WORKING DATA:
# # # # # # #

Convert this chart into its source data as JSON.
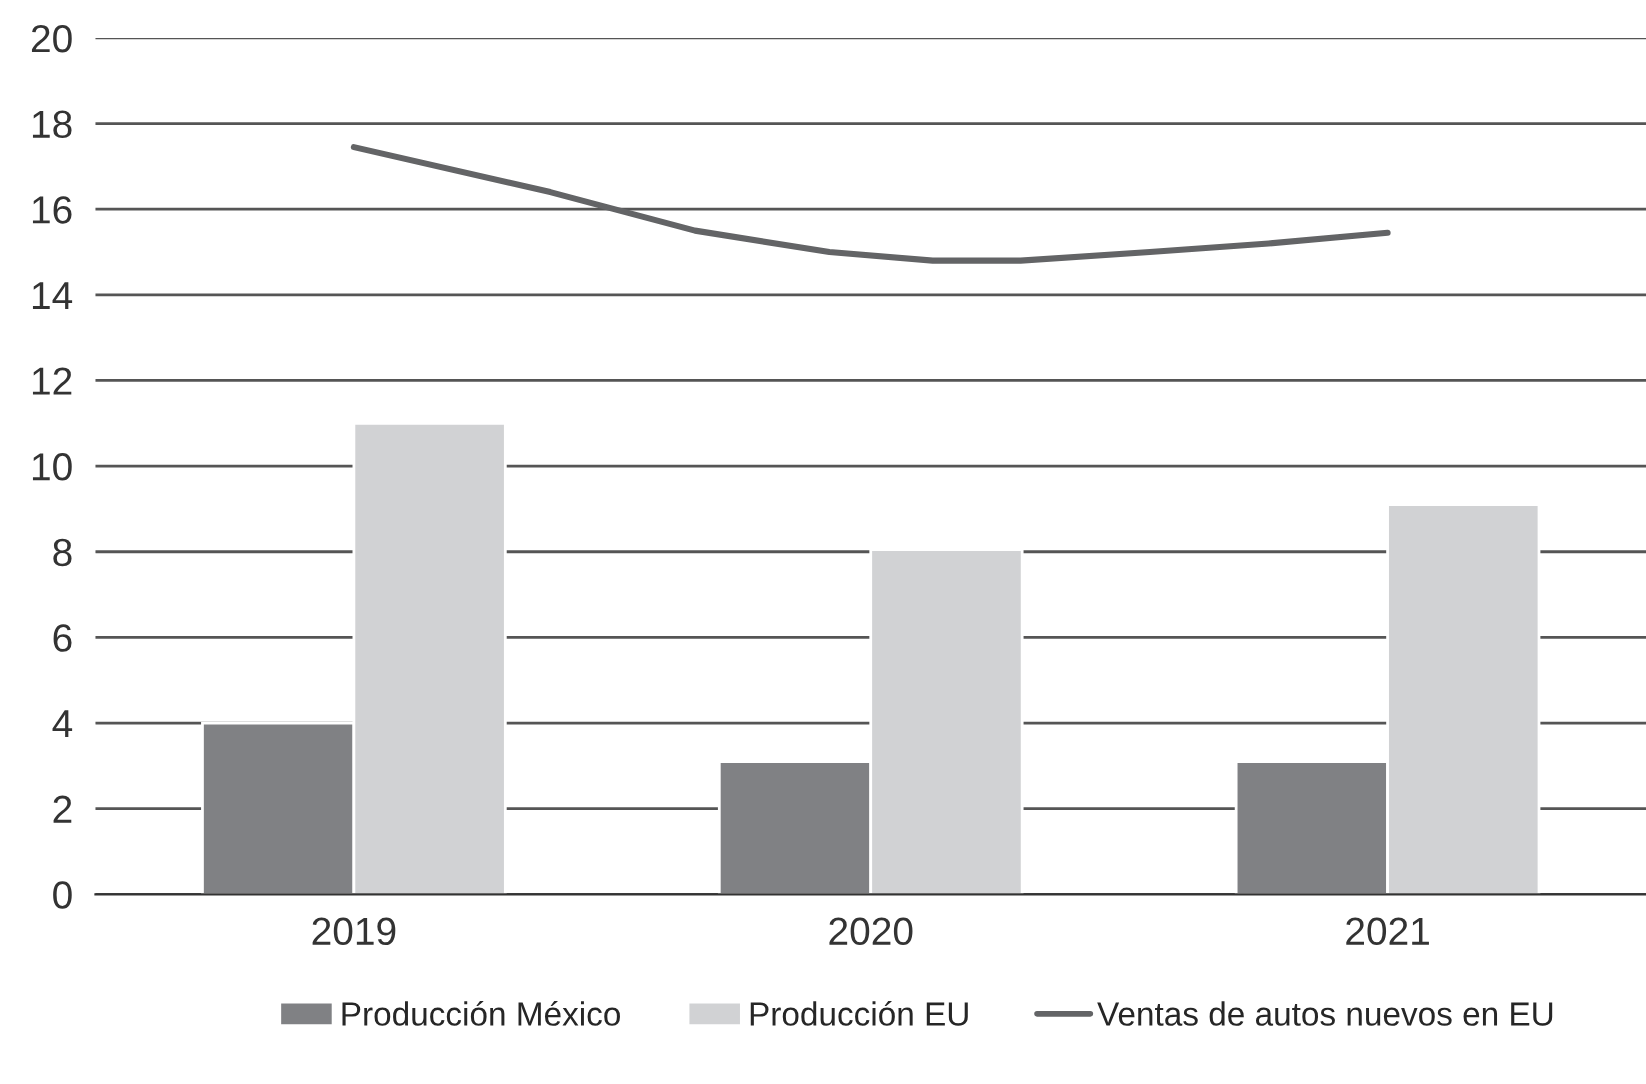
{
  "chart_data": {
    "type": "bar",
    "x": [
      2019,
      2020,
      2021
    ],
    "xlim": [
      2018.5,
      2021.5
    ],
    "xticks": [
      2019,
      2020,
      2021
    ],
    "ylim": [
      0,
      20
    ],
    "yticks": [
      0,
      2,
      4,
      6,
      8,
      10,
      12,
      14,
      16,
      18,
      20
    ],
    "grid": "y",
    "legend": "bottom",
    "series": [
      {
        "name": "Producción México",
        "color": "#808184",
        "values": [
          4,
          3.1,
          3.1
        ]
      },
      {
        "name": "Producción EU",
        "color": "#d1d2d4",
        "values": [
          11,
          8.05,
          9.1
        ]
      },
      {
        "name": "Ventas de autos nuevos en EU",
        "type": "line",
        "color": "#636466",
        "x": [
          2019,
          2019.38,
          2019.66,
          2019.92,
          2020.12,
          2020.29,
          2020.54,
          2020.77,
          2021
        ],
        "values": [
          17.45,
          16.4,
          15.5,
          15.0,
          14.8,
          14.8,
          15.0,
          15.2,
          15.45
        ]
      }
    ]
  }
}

# # # # # # #

WHAT YOU ARE ASKED TO DO:
Set down the material above as is, without any pictures.

FULL RESPONSE:
Convert this chart into its source data as JSON.
{
  "chart_data": {
    "type": "bar",
    "x": [
      2019,
      2020,
      2021
    ],
    "xlim": [
      2018.5,
      2021.5
    ],
    "xticks": [
      2019,
      2020,
      2021
    ],
    "ylim": [
      0,
      20
    ],
    "yticks": [
      0,
      2,
      4,
      6,
      8,
      10,
      12,
      14,
      16,
      18,
      20
    ],
    "grid": "y",
    "legend": "bottom",
    "series": [
      {
        "name": "Producción México",
        "color": "#808184",
        "values": [
          4,
          3.1,
          3.1
        ]
      },
      {
        "name": "Producción EU",
        "color": "#d1d2d4",
        "values": [
          11,
          8.05,
          9.1
        ]
      },
      {
        "name": "Ventas de autos nuevos en EU",
        "type": "line",
        "color": "#636466",
        "x": [
          2019,
          2019.38,
          2019.66,
          2019.92,
          2020.12,
          2020.29,
          2020.54,
          2020.77,
          2021
        ],
        "values": [
          17.45,
          16.4,
          15.5,
          15.0,
          14.8,
          14.8,
          15.0,
          15.2,
          15.45
        ]
      }
    ]
  }
}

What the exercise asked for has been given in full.